■ Records for this exercise ■

--------

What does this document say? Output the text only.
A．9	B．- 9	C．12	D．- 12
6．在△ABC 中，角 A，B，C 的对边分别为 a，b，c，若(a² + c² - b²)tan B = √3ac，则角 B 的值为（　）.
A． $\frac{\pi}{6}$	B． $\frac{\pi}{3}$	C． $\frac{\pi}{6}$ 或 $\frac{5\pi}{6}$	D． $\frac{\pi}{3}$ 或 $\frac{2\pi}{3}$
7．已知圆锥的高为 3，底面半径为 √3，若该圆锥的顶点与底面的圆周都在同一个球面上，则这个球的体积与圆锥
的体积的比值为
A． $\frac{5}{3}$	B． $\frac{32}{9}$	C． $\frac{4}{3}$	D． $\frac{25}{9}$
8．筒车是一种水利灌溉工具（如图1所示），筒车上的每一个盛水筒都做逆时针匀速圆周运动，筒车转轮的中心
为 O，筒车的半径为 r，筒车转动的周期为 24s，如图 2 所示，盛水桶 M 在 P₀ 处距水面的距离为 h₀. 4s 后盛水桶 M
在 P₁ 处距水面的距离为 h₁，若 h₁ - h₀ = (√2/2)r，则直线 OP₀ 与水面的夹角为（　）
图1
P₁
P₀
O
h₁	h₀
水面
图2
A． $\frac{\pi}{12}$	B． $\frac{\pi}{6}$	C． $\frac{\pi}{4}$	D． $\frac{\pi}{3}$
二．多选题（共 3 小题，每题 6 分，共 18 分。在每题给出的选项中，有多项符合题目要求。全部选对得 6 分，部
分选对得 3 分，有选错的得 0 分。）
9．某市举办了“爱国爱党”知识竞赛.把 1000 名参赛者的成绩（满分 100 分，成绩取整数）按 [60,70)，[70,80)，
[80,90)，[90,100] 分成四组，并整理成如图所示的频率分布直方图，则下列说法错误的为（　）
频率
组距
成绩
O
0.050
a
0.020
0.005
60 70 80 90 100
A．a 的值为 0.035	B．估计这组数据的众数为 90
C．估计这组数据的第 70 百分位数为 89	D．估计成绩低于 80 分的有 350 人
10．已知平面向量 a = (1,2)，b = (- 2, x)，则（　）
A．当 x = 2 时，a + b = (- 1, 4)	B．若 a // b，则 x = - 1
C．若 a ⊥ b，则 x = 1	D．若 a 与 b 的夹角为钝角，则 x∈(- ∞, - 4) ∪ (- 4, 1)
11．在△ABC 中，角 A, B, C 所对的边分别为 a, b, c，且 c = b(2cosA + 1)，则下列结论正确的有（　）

--------

■ Your instructions ■
From the records above, extract each line exactly as shown.

■ Problem solution ■
What does this document say? Output the text only.
A．9	B．- 9	C．12	D．- 12
6．在△ABC 中，角 A，B，C 的对边分别为 a，b，c，若(a² + c² - b²)tan B = √3ac，则角 B 的值为（　）.
A． $\frac{\pi}{6}$	B． $\frac{\pi}{3}$	C． $\frac{\pi}{6}$ 或 $\frac{5\pi}{6}$	D． $\frac{\pi}{3}$ 或 $\frac{2\pi}{3}$
7．已知圆锥的高为 3，底面半径为 √3，若该圆锥的顶点与底面的圆周都在同一个球面上，则这个球的体积与圆锥
的体积的比值为
A． $\frac{5}{3}$	B． $\frac{32}{9}$	C． $\frac{4}{3}$	D． $\frac{25}{9}$
8．筒车是一种水利灌溉工具（如图1所示），筒车上的每一个盛水筒都做逆时针匀速圆周运动，筒车转轮的中心
为 O，筒车的半径为 r，筒车转动的周期为 24s，如图 2 所示，盛水桶 M 在 P₀ 处距水面的距离为 h₀. 4s 后盛水桶 M
在 P₁ 处距水面的距离为 h₁，若 h₁ - h₀ = (√2/2)r，则直线 OP₀ 与水面的夹角为（　）
图1
P₁
P₀
O
h₁	h₀
水面
图2
A． $\frac{\pi}{12}$	B． $\frac{\pi}{6}$	C． $\frac{\pi}{4}$	D． $\frac{\pi}{3}$
二．多选题（共 3 小题，每题 6 分，共 18 分。在每题给出的选项中，有多项符合题目要求。全部选对得 6 分，部
分选对得 3 分，有选错的得 0 分。）
9．某市举办了“爱国爱党”知识竞赛.把 1000 名参赛者的成绩（满分 100 分，成绩取整数）按 [60,70)，[70,80)，
[80,90)，[90,100] 分成四组，并整理成如图所示的频率分布直方图，则下列说法错误的为（　）
频率
组距
成绩
O
0.050
a
0.020
0.005
60 70 80 90 100
A．a 的值为 0.035	B．估计这组数据的众数为 90
C．估计这组数据的第 70 百分位数为 89	D．估计成绩低于 80 分的有 350 人
10．已知平面向量 a = (1,2)，b = (- 2, x)，则（　）
A．当 x = 2 时，a + b = (- 1, 4)	B．若 a // b，则 x = - 1
C．若 a ⊥ b，则 x = 1	D．若 a 与 b 的夹角为钝角，则 x∈(- ∞, - 4) ∪ (- 4, 1)
11．在△ABC 中，角 A, B, C 所对的边分别为 a, b, c，且 c = b(2cosA + 1)，则下列结论正确的有（　）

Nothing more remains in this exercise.